*Stated task*
Repeat verbatim every line of the material, beginning at the line that holds "Convert this document image to plain text." and ending at its last line.

*Records to use*
----------------------------------------
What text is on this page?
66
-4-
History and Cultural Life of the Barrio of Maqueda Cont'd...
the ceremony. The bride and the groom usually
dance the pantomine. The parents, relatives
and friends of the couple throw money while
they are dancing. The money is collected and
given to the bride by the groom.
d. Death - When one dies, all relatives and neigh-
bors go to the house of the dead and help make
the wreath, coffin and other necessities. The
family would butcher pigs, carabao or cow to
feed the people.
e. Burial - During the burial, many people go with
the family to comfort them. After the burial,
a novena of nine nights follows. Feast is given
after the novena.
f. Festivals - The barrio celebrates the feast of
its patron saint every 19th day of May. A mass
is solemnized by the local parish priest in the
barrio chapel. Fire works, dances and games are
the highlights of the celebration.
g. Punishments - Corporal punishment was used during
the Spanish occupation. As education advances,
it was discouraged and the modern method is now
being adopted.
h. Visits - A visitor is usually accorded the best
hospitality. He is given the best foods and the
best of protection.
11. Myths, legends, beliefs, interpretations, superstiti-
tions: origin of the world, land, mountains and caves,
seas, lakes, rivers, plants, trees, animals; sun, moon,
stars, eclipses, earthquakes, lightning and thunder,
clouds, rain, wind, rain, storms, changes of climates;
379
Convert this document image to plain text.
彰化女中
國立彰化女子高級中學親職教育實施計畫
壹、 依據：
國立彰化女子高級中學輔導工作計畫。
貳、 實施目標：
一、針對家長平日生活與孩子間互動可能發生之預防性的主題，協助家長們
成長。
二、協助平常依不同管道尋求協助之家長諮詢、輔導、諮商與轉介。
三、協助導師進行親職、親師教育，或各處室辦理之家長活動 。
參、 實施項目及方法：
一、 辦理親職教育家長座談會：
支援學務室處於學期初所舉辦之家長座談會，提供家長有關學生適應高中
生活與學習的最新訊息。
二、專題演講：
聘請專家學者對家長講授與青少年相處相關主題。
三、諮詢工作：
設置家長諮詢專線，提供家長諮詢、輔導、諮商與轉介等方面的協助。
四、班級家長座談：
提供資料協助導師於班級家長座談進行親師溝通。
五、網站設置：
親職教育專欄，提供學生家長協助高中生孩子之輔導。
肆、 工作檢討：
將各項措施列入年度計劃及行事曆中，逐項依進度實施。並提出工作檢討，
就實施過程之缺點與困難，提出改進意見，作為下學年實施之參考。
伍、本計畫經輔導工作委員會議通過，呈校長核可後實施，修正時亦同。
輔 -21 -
----------------------------------------
*Result of the task*
Convert this document image to plain text.
彰化女中
國立彰化女子高級中學親職教育實施計畫
壹、 依據：
國立彰化女子高級中學輔導工作計畫。
貳、 實施目標：
一、針對家長平日生活與孩子間互動可能發生之預防性的主題，協助家長們
成長。
二、協助平常依不同管道尋求協助之家長諮詢、輔導、諮商與轉介。
三、協助導師進行親職、親師教育，或各處室辦理之家長活動 。
參、 實施項目及方法：
一、 辦理親職教育家長座談會：
支援學務室處於學期初所舉辦之家長座談會，提供家長有關學生適應高中
生活與學習的最新訊息。
二、專題演講：
聘請專家學者對家長講授與青少年相處相關主題。
三、諮詢工作：
設置家長諮詢專線，提供家長諮詢、輔導、諮商與轉介等方面的協助。
四、班級家長座談：
提供資料協助導師於班級家長座談進行親師溝通。
五、網站設置：
親職教育專欄，提供學生家長協助高中生孩子之輔導。
肆、 工作檢討：
將各項措施列入年度計劃及行事曆中，逐項依進度實施。並提出工作檢討，
就實施過程之缺點與困難，提出改進意見，作為下學年實施之參考。
伍、本計畫經輔導工作委員會議通過，呈校長核可後實施，修正時亦同。
輔 -21 -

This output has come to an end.